- **Data to process**:
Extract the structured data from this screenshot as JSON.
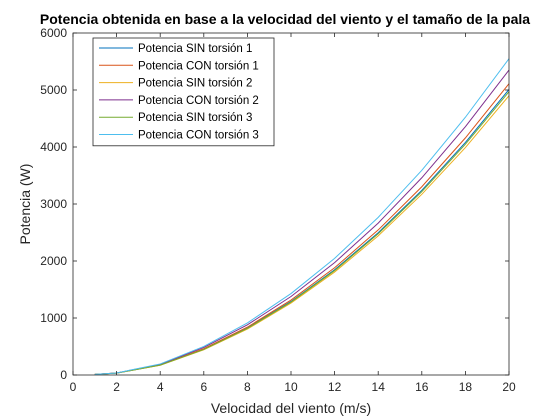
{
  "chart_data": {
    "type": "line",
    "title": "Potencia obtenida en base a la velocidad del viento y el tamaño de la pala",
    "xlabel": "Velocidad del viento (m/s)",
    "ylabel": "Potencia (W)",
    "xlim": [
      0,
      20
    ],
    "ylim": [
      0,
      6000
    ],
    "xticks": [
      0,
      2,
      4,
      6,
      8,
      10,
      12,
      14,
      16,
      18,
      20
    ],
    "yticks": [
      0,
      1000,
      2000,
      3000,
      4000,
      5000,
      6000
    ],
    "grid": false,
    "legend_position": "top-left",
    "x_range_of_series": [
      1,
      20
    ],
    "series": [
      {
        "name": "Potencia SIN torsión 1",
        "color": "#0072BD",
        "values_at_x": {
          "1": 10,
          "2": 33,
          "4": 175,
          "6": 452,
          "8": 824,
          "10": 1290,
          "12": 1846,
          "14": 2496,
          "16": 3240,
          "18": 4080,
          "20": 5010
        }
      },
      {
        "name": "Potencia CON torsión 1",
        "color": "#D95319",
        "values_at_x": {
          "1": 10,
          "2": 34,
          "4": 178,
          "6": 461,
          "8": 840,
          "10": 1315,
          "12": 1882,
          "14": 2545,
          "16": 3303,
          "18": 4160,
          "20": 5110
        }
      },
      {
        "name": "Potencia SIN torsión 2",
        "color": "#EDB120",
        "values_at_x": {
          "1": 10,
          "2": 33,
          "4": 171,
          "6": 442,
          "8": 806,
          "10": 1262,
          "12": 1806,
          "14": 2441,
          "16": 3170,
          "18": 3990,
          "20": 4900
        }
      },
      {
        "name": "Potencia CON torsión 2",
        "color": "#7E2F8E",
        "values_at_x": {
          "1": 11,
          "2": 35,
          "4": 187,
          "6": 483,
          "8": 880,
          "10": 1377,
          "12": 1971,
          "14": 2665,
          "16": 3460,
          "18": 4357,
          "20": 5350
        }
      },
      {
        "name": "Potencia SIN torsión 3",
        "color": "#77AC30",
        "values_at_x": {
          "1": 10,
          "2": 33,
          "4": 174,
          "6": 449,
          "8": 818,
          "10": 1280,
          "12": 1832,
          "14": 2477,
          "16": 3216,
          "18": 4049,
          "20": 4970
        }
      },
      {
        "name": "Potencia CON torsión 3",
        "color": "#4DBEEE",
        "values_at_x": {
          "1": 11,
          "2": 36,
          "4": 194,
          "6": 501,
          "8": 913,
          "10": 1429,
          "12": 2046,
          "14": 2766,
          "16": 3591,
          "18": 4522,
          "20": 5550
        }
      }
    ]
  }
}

---

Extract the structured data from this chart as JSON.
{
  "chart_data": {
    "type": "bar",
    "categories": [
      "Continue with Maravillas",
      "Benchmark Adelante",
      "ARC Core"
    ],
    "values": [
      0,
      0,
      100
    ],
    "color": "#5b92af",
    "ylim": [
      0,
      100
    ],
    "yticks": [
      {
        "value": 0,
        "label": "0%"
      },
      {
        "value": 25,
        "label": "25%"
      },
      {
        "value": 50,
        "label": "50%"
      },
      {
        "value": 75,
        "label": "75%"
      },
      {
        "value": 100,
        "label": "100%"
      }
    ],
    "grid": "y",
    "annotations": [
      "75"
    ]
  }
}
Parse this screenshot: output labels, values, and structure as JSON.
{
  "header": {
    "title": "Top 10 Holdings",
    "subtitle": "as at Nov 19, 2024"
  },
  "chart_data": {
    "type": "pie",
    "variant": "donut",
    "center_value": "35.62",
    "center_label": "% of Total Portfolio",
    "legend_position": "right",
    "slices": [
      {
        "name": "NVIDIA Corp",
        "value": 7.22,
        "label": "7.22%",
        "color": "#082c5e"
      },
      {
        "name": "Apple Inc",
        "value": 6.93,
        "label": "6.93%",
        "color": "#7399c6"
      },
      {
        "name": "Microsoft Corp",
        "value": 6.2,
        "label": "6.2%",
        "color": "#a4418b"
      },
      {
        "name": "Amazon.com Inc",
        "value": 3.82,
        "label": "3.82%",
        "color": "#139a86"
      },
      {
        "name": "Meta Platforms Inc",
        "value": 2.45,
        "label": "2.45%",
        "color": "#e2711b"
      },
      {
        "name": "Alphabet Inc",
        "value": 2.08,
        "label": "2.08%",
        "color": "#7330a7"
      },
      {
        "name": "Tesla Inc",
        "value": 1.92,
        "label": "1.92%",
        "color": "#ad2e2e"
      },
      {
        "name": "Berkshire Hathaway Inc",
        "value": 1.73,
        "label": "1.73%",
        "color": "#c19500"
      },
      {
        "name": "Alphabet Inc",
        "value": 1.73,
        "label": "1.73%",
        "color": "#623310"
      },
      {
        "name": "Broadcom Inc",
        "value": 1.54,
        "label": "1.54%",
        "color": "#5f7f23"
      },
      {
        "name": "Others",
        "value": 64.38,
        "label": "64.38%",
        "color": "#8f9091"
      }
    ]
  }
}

---

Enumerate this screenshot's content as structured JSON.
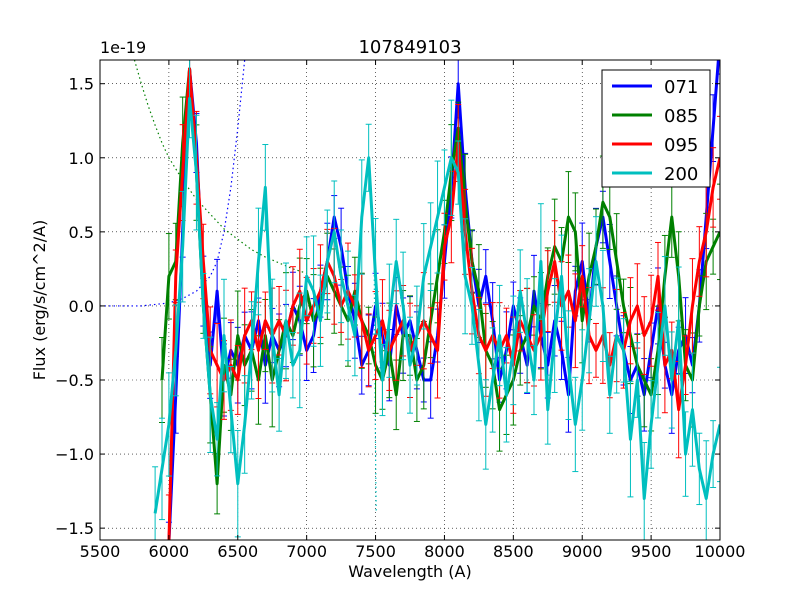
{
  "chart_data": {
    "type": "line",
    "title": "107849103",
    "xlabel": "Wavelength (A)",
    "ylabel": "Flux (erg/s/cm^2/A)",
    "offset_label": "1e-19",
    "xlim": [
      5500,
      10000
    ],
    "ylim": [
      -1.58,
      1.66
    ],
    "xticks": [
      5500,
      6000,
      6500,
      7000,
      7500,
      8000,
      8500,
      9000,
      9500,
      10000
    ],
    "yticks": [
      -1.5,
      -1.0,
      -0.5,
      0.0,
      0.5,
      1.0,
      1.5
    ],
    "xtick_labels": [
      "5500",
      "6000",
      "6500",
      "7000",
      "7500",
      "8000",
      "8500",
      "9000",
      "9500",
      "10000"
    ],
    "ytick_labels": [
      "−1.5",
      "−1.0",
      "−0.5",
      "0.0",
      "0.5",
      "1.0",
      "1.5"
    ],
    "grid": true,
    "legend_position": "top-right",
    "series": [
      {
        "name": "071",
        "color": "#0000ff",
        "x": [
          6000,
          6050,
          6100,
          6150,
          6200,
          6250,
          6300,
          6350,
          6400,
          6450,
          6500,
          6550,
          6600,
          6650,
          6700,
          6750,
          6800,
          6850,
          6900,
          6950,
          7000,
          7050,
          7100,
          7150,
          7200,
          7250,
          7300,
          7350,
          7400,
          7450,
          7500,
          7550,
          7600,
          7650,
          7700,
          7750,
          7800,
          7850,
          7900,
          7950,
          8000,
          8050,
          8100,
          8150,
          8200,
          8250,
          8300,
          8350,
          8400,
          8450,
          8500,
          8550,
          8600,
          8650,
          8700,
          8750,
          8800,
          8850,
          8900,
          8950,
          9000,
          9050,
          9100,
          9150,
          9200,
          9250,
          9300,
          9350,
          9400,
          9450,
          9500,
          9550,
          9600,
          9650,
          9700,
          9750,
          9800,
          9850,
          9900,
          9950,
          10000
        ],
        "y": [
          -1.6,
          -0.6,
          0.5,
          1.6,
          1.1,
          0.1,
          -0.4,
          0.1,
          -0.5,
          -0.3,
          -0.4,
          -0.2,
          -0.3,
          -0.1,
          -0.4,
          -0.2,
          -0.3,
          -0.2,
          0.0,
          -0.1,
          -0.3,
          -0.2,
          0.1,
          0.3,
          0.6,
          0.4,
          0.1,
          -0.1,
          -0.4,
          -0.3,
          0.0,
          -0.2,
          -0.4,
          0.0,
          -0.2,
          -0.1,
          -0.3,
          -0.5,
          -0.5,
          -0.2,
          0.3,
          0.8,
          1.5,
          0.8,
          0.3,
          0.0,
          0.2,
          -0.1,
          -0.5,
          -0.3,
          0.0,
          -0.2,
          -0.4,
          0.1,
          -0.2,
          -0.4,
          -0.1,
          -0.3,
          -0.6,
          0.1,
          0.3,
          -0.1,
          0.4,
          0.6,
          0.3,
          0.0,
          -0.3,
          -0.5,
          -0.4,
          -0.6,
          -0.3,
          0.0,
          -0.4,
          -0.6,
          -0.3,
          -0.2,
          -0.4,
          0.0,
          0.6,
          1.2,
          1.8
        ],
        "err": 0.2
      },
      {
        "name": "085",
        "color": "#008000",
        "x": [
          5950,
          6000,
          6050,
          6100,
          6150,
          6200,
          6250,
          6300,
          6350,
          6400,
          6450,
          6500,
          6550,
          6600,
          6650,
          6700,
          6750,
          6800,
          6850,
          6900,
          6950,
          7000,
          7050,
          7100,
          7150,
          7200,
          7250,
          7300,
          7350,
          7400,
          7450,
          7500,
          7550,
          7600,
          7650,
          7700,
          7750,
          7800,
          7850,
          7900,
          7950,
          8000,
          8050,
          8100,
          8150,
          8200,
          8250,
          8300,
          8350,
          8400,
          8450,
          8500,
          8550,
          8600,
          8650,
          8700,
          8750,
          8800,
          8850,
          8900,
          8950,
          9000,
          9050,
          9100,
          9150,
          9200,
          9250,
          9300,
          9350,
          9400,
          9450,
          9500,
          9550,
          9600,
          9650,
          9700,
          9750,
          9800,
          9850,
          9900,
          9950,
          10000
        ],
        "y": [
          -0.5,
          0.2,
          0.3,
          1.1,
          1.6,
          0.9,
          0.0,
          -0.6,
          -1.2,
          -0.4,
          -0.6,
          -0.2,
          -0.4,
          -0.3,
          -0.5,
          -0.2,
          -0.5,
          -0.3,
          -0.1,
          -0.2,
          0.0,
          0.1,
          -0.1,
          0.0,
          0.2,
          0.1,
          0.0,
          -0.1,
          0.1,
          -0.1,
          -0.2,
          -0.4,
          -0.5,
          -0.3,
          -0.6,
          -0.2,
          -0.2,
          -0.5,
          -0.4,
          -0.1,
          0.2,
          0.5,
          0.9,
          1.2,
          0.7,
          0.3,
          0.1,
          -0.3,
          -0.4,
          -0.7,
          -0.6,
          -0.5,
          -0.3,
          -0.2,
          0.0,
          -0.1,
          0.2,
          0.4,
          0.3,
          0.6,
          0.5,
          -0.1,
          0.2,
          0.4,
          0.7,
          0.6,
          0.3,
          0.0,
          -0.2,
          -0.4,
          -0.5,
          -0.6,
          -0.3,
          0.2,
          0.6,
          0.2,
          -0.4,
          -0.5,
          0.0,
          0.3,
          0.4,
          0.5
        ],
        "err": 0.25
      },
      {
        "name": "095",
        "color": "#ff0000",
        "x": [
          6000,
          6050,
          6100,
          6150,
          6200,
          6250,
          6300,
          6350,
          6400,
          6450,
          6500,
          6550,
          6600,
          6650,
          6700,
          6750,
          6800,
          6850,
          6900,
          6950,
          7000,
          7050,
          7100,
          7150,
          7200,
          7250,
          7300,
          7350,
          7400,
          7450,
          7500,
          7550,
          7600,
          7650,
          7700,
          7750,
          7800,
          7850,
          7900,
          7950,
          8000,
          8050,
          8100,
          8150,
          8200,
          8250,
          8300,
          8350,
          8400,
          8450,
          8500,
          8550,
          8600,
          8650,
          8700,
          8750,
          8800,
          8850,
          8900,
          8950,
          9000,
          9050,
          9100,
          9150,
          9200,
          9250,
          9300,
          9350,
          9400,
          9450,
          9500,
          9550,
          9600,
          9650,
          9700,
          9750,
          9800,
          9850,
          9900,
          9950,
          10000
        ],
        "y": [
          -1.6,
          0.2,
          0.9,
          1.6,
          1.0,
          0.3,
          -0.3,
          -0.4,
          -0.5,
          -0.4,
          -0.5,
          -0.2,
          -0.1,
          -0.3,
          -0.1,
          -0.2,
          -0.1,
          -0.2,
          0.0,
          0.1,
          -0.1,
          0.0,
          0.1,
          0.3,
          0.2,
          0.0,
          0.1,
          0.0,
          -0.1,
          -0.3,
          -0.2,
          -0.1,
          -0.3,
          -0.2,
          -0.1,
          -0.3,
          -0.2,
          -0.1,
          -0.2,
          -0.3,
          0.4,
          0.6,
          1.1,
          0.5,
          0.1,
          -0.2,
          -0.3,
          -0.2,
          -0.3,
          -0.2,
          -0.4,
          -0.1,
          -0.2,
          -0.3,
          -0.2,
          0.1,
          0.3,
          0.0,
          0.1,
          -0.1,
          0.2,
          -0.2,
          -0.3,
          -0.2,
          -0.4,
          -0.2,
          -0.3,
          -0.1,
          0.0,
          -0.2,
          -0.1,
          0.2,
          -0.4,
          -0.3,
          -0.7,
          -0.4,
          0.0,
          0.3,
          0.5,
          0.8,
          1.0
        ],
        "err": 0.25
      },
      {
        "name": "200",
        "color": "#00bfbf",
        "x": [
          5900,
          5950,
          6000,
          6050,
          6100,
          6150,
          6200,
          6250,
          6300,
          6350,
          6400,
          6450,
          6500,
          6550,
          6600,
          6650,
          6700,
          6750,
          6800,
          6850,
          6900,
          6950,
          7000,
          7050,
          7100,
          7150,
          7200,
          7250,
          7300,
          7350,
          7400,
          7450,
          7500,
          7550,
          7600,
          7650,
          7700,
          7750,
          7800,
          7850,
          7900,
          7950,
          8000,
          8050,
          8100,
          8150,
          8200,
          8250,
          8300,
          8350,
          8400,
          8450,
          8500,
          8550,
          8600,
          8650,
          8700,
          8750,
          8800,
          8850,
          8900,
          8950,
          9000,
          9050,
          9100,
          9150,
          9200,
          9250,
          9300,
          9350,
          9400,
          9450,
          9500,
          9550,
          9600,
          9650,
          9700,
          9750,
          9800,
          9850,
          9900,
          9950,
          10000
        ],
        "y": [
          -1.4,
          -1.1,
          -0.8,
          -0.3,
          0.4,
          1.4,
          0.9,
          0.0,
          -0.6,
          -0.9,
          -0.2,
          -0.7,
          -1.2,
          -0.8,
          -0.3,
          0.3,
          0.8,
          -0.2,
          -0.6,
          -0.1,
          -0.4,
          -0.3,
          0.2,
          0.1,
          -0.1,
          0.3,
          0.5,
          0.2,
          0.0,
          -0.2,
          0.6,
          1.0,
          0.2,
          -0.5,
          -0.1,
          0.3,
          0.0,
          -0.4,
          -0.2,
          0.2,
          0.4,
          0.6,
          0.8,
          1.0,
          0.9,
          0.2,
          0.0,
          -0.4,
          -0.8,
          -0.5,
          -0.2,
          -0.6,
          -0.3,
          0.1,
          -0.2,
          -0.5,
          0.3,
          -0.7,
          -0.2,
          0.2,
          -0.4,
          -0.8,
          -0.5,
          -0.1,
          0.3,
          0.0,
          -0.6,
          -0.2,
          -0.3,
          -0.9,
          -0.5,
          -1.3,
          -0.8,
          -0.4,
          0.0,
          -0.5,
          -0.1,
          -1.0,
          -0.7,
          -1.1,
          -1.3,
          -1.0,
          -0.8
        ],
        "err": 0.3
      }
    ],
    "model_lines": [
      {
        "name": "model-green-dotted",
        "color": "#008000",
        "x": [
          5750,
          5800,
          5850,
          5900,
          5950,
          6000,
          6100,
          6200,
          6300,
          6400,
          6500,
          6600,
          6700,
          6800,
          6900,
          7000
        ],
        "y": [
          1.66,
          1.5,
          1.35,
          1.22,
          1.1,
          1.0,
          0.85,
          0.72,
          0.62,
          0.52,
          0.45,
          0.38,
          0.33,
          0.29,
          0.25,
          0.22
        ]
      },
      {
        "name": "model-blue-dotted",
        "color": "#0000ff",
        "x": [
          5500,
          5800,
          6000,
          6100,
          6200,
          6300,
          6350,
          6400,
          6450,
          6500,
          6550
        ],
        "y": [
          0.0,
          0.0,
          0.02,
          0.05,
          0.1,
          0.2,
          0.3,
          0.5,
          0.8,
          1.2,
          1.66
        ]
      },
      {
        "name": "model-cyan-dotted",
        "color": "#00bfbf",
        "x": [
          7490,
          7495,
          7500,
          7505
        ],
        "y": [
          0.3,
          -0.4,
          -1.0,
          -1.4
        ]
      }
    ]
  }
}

- **To do**: For the entries above, count the lines that contain the string "torsión", and state that number without further comment.

- **Worked answer**: 6